# PASSAGE:
++++++++

# My Apologies in Advance



## Rich Parsons (Feb 6, 2004)

Read this out loud and enoy 


CD ED BD Ducks

MR Not Ducks

OSAR CD ED BD Wings

YIB MR Ducks


----------



## michaeledward (Feb 6, 2004)

I guess I'm not that swift. Took me three or four times through it to make sense of it. Cute though - Mike


----------



## KenpoTess (Feb 6, 2004)

groans.. only took me 2 tries :rofl:

See da  iddy biddy ducks.. *snorts*
Gee Thanks Rich~!!!


----------



## Seig (Feb 6, 2004)

Ducks unlimited put out magnets with that about 10 years ago.


----------



## TheRustyOne (Feb 6, 2004)

*giggle* i think i've seen at least the MR Ducks on bumper-stickers here and there.


----------



## Rich Parsons (Feb 7, 2004)

> _Originally posted by KenpoTess _
> *groans.. only took me 2 tries :rofl:
> 
> See da  iddy biddy ducks.. *snorts*
> Gee Thanks Rich~!!! *




Try it on people who have had a few drinks, it is really funny.   


I did not know about the Duck Unlimited, I have heard similar things from my dad for years and years from the Shop. More than ten Years. Maybe Ducks Unlimited owns this version. If they do, I apologize again, yet for diiferent reason.

:asian:


----------



## theletch1 (Feb 9, 2004)

I had to take an A and R course in the military and one of the "encrypted" intercepts that we were given to try to break was ....
MR Duks
MR Not
OSAR C M wangs
LIB, MR Duks.

Yes, folks, high tech military intelligence at work there.


----------



## Rich Parsons (Feb 9, 2004)

> _Originally posted by theletch1 _
> *I had to take an A and R course in the military and one of the "encrypted" intercepts that we were given to try to break was ....
> MR Duks
> MR Not
> ...



Did you get into the ceasar encryption as well ?

Sorry I could not resist.


----------

++++++++

# DATA EXTRACT:
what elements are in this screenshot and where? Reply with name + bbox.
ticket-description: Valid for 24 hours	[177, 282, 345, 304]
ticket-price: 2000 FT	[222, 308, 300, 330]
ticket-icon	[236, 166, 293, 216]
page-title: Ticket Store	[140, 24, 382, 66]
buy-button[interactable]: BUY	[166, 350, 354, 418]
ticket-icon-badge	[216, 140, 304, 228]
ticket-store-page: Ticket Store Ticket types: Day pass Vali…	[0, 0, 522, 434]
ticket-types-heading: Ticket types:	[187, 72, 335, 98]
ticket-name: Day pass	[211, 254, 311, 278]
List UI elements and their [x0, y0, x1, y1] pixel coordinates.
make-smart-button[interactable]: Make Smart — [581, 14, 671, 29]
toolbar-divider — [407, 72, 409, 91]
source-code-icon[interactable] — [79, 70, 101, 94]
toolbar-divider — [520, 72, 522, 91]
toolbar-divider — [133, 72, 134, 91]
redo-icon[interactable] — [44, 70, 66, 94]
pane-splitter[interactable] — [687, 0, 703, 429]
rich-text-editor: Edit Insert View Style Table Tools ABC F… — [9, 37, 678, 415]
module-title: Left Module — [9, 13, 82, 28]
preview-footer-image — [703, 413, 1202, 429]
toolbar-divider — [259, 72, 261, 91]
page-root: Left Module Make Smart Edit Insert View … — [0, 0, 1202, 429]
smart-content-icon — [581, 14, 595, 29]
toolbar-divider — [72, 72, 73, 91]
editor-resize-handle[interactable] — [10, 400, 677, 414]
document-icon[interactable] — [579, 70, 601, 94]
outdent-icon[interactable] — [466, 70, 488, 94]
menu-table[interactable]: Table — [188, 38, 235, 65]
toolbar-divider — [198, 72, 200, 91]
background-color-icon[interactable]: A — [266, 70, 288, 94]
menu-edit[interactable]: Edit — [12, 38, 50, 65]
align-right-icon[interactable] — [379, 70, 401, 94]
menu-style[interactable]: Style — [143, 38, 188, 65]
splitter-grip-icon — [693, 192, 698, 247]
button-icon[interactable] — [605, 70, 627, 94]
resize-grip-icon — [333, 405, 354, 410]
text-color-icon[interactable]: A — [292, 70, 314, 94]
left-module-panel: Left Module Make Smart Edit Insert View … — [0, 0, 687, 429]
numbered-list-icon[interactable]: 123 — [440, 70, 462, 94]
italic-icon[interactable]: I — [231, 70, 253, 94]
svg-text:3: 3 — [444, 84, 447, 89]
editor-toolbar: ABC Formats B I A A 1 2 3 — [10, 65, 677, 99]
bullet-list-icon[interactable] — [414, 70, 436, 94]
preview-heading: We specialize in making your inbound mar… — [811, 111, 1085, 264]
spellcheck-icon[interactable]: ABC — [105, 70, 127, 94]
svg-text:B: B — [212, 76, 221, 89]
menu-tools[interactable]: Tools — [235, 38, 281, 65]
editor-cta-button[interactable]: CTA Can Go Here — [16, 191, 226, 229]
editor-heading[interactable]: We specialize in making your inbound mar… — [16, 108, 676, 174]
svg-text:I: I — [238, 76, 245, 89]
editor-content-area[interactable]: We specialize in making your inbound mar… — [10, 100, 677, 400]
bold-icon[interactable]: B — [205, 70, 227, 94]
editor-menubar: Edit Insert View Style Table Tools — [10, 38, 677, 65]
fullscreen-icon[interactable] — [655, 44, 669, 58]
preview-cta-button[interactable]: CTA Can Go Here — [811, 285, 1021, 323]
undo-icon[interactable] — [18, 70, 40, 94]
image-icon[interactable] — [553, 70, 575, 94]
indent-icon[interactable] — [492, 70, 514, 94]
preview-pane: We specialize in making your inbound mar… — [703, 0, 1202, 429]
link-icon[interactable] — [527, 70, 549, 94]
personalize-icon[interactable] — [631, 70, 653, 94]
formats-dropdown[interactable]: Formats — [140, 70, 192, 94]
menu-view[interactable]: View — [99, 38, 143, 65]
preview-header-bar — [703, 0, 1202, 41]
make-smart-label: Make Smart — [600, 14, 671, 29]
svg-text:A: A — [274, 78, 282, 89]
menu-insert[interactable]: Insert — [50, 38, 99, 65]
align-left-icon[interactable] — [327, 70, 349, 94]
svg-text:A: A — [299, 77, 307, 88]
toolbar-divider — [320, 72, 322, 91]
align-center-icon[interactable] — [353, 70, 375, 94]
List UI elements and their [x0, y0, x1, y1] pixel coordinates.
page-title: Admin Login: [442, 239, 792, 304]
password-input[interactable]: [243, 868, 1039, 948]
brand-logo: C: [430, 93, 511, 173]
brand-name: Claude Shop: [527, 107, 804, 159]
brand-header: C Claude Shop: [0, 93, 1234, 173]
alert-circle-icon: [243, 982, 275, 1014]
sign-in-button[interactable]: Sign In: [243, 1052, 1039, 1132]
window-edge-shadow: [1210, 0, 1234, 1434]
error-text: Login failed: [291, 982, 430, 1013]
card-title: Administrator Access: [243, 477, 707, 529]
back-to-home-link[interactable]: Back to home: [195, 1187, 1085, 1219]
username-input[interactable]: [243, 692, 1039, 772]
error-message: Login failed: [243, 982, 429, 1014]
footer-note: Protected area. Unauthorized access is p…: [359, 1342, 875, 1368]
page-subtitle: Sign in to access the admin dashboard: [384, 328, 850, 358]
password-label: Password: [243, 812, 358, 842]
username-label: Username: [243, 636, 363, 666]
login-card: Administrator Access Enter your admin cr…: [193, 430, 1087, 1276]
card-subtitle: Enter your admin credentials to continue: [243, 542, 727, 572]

++++++++

# SET PROBLEM:
Return the stretch of the duck-riddle forum thread from "## Rich Parsons (Feb 9, 2004)" through "encryption as well ?", word for word.

# RESULT OF THIS EXERCISE:
## Rich Parsons (Feb 9, 2004)

> _Originally posted by theletch1 _
> *I had to take an A and R course in the military and one of the "encrypted" intercepts that we were given to try to break was ....
> MR Duks
> MR Not
> ...



Did you get into the ceasar encryption as well ?